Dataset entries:
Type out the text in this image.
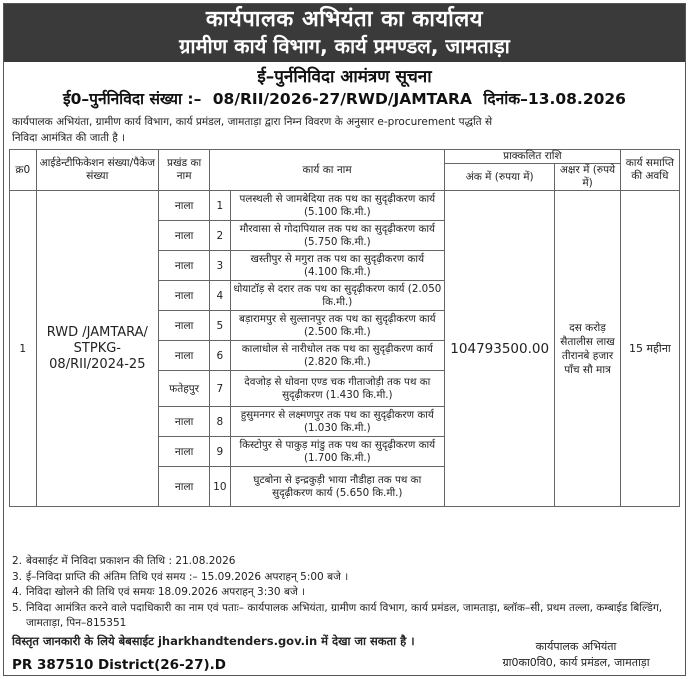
कार्यपालक अभियंता का कार्यालय
ग्रामीण कार्य विभाग, कार्य प्रमण्डल, जामताड़ा
ई–पुर्ननिविदा आमंत्रण सूचना
ई0–पुर्ननिविदा संख्या :– 08/RII/2026-27/RWD/JAMTARA दिनांक–13.08.2026
कार्यपालक अभियंता, ग्रामीण कार्य विभाग, कार्य प्रमंडल, जामताड़ा द्वारा निम्न विवरण के अनुसार e-procurement पद्धति से
निविदा आमंत्रित की जाती है ।
क्र0	आईडेन्टीफिकेशन संख्या/पैकेज संख्या	प्रखंड का नाम	कार्य का नाम		प्राक्कलित राशि		कार्य समाप्ति की अवधि
					अंक में (रुपया में)	अक्षर में (रुपये में)	
1	RWD /JAMTARA/ STPKG-08/RII/2024-25	नाला	1	पलस्थली से जामबेदिया तक पथ का सुदृढ़ीकरण कार्य (5.100 कि.मी.)	104793500.00	दस करोड़ सैतालीस लाख तीरानबे हजार पाँच सौ मात्र	15 महीना
		नाला	2	मौरवासा से गोदापियाल तक पथ का सुदृढ़ीकरण कार्य (5.750 कि.मी.)			
		नाला	3	खस्तीपुर से मगुरा तक पथ का सुदृढ़ीकरण कार्य (4.100 कि.मी.)			
		नाला	4	धोयाटॉड़ से दरार तक पथ का सुदृढ़ीकरण कार्य (2.050 कि.मी.)			
		नाला	5	बड़ारामपुर से सुल्तानपुर तक पथ का सुदृढ़ीकरण कार्य (2.500 कि.मी.)			
		नाला	6	कालाधोल से नारीधोल तक पथ का सुदृढ़ीकरण कार्य (2.820 कि.मी.)			
		फतेहपुर	7	देवजोड़ से धोवना एण्ड चक गीताजोड़ी तक पथ का सुदृढ़ीकरण (1.430 कि.मी.)			
		नाला	8	हुसुमनगर से लक्ष्मणपुर तक पथ का सुदृढ़ीकरण कार्य (1.030 कि.मी.)			
		नाला	9	किस्टोपुर से पाकुड़ मांडु तक पथ का सुदृढ़ीकरण कार्य (1.700 कि.मी.)			
		नाला	10	घुटबोना से इन्द्रकुड़ी भाया नौडीहा तक पथ का सुदृढ़ीकरण कार्य (5.650 कि.मी.)			
2. बेवसाईट में निविदा प्रकाशन की तिथि : 21.08.2026
3. ई–निविदा प्राप्ति की अंतिम तिथि एवं समय :– 15.09.2026 अपराहन् 5:00 बजे ।
4. निविदा खोलने की तिथि एवं समयः 18.09.2026 अपराहन् 3:30 बजे ।
5. निविदा आमंत्रित करने वाले पदाधिकारी का नाम एवं पताः– कार्यपालक अभियंता, ग्रामीण कार्य विभाग, कार्य प्रमंडल, जामताड़ा, ब्लॉक–सी, प्रथम तल्ला, कम्बाईड बिल्डिंग, जामताड़ा, पिन–815351
विस्तृत जानकारी के लिये बेबसाईट jharkhandtenders.gov.in में देखा जा सकता है ।
PR 387510 District(26-27).D
कार्यपालक अभियंता
ग्रा0का0वि0, कार्य प्रमंडल, जामताड़ा
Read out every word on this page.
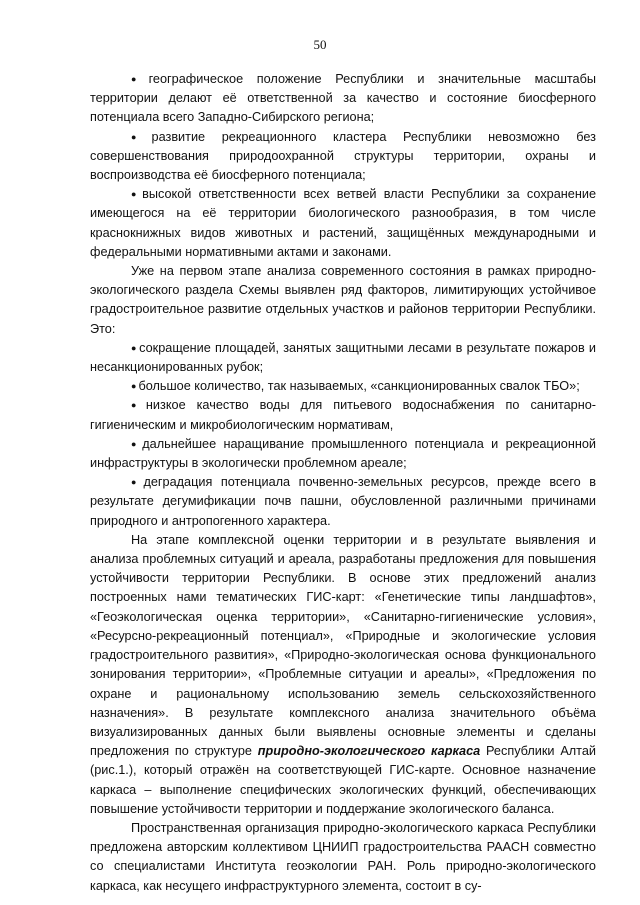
50

● географическое положение Республики и значительные масштабы территории делают её ответственной за качество и состояние биосферного потенциала всего Западно-Сибирского региона;

● развитие рекреационного кластера Республики невозможно без совершенствования природоохранной структуры территории, охраны и воспроизводства её биосферного потенциала;

● высокой ответственности всех ветвей власти Республики за сохранение имеющегося на её территории биологического разнообразия, в том числе краснокнижных видов животных и растений, защищённых международными и федеральными нормативными актами и законами.

Уже на первом этапе анализа современного состояния в рамках природно-экологического раздела Схемы выявлен ряд факторов, лимитирующих устойчивое градостроительное развитие отдельных участков и районов территории Республики. Это:

● сокращение площадей, занятых защитными лесами в результате пожаров и несанкционированных рубок;

● большое количество, так называемых, «санкционированных свалок ТБО»;

● низкое качество воды для питьевого водоснабжения по санитарно-гигиеническим и микробиологическим нормативам,

● дальнейшее наращивание промышленного потенциала и рекреационной инфраструктуры в экологически проблемном ареале;

● деградация потенциала почвенно-земельных ресурсов, прежде всего в результате дегумификации почв пашни, обусловленной различными причинами природного и антропогенного характера.

На этапе комплексной оценки территории и в результате выявления и анализа проблемных ситуаций и ареала, разработаны предложения для повышения устойчивости территории Республики. В основе этих предложений анализ построенных нами тематических ГИС-карт: «Генетические типы ландшафтов», «Геоэкологическая оценка территории», «Санитарно-гигиенические условия», «Ресурсно-рекреационный потенциал», «Природные и экологические условия градостроительного развития», «Природно-экологическая основа функционального зонирования территории», «Проблемные ситуации и ареалы», «Предложения по охране и рациональному использованию земель сельскохозяйственного назначения». В результате комплексного анализа значительного объёма визуализированных данных были выявлены основные элементы и сделаны предложения по структуре природно-экологического каркаса Республики Алтай (рис.1.), который отражён на соответствующей ГИС-карте. Основное назначение каркаса – выполнение специфических экологических функций, обеспечивающих повышение устойчивости территории и поддержание экологического баланса.

Пространственная организация природно-экологического каркаса Республики предложена авторским коллективом ЦНИИП градостроительства РААСН совместно со специалистами Института геоэкологии РАН. Роль природно-экологического каркаса, как несущего инфраструктурного элемента, состоит в су-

▶ What needs to be done:
Write out the records above once more, word for word, with no pictures.

▶ Task answer:
Type out the text in this image.
कार्यपालक अभियंता का कार्यालय
ग्रामीण कार्य विभाग, कार्य प्रमण्डल, जामताड़ा
ई–पुर्ननिविदा आमंत्रण सूचना
ई0–पुर्ननिविदा संख्या :– 08/RII/2026-27/RWD/JAMTARA दिनांक–13.08.2026
कार्यपालक अभियंता, ग्रामीण कार्य विभाग, कार्य प्रमंडल, जामताड़ा द्वारा निम्न विवरण के अनुसार e-procurement पद्धति से
निविदा आमंत्रित की जाती है ।
क्र0	आईडेन्टीफिकेशन संख्या/पैकेज संख्या	प्रखंड का नाम	कार्य का नाम		प्राक्कलित राशि		कार्य समाप्ति की अवधि
					अंक में (रुपया में)	अक्षर में (रुपये में)	
1	RWD /JAMTARA/ STPKG-08/RII/2024-25	नाला	1	पलस्थली से जामबेदिया तक पथ का सुदृढ़ीकरण कार्य (5.100 कि.मी.)	104793500.00	दस करोड़ सैतालीस लाख तीरानबे हजार पाँच सौ मात्र	15 महीना
		नाला	2	मौरवासा से गोदापियाल तक पथ का सुदृढ़ीकरण कार्य (5.750 कि.मी.)			
		नाला	3	खस्तीपुर से मगुरा तक पथ का सुदृढ़ीकरण कार्य (4.100 कि.मी.)			
		नाला	4	धोयाटॉड़ से दरार तक पथ का सुदृढ़ीकरण कार्य (2.050 कि.मी.)			
		नाला	5	बड़ारामपुर से सुल्तानपुर तक पथ का सुदृढ़ीकरण कार्य (2.500 कि.मी.)			
		नाला	6	कालाधोल से नारीधोल तक पथ का सुदृढ़ीकरण कार्य (2.820 कि.मी.)			
		फतेहपुर	7	देवजोड़ से धोवना एण्ड चक गीताजोड़ी तक पथ का सुदृढ़ीकरण (1.430 कि.मी.)			
		नाला	8	हुसुमनगर से लक्ष्मणपुर तक पथ का सुदृढ़ीकरण कार्य (1.030 कि.मी.)			
		नाला	9	किस्टोपुर से पाकुड़ मांडु तक पथ का सुदृढ़ीकरण कार्य (1.700 कि.मी.)			
		नाला	10	घुटबोना से इन्द्रकुड़ी भाया नौडीहा तक पथ का सुदृढ़ीकरण कार्य (5.650 कि.मी.)			
2. बेवसाईट में निविदा प्रकाशन की तिथि : 21.08.2026
3. ई–निविदा प्राप्ति की अंतिम तिथि एवं समय :– 15.09.2026 अपराहन् 5:00 बजे ।
4. निविदा खोलने की तिथि एवं समयः 18.09.2026 अपराहन् 3:30 बजे ।
5. निविदा आमंत्रित करने वाले पदाधिकारी का नाम एवं पताः– कार्यपालक अभियंता, ग्रामीण कार्य विभाग, कार्य प्रमंडल, जामताड़ा, ब्लॉक–सी, प्रथम तल्ला, कम्बाईड बिल्डिंग, जामताड़ा, पिन–815351
विस्तृत जानकारी के लिये बेबसाईट jharkhandtenders.gov.in में देखा जा सकता है ।
PR 387510 District(26-27).D
कार्यपालक अभियंता
ग्रा0का0वि0, कार्य प्रमंडल, जामताड़ा
Read out every word on this page.
50

● географическое положение Республики и значительные масштабы территории делают её ответственной за качество и состояние биосферного потенциала всего Западно-Сибирского региона;

● развитие рекреационного кластера Республики невозможно без совершенствования природоохранной структуры территории, охраны и воспроизводства её биосферного потенциала;

● высокой ответственности всех ветвей власти Республики за сохранение имеющегося на её территории биологического разнообразия, в том числе краснокнижных видов животных и растений, защищённых международными и федеральными нормативными актами и законами.

Уже на первом этапе анализа современного состояния в рамках природно-экологического раздела Схемы выявлен ряд факторов, лимитирующих устойчивое градостроительное развитие отдельных участков и районов территории Республики. Это:

● сокращение площадей, занятых защитными лесами в результате пожаров и несанкционированных рубок;

● большое количество, так называемых, «санкционированных свалок ТБО»;

● низкое качество воды для питьевого водоснабжения по санитарно-гигиеническим и микробиологическим нормативам,

● дальнейшее наращивание промышленного потенциала и рекреационной инфраструктуры в экологически проблемном ареале;

● деградация потенциала почвенно-земельных ресурсов, прежде всего в результате дегумификации почв пашни, обусловленной различными причинами природного и антропогенного характера.

На этапе комплексной оценки территории и в результате выявления и анализа проблемных ситуаций и ареала, разработаны предложения для повышения устойчивости территории Республики. В основе этих предложений анализ построенных нами тематических ГИС-карт: «Генетические типы ландшафтов», «Геоэкологическая оценка территории», «Санитарно-гигиенические условия», «Ресурсно-рекреационный потенциал», «Природные и экологические условия градостроительного развития», «Природно-экологическая основа функционального зонирования территории», «Проблемные ситуации и ареалы», «Предложения по охране и рациональному использованию земель сельскохозяйственного назначения». В результате комплексного анализа значительного объёма визуализированных данных были выявлены основные элементы и сделаны предложения по структуре природно-экологического каркаса Республики Алтай (рис.1.), который отражён на соответствующей ГИС-карте. Основное назначение каркаса – выполнение специфических экологических функций, обеспечивающих повышение устойчивости территории и поддержание экологического баланса.

Пространственная организация природно-экологического каркаса Республики предложена авторским коллективом ЦНИИП градостроительства РААСН совместно со специалистами Института геоэкологии РАН. Роль природно-экологического каркаса, как несущего инфраструктурного элемента, состоит в су-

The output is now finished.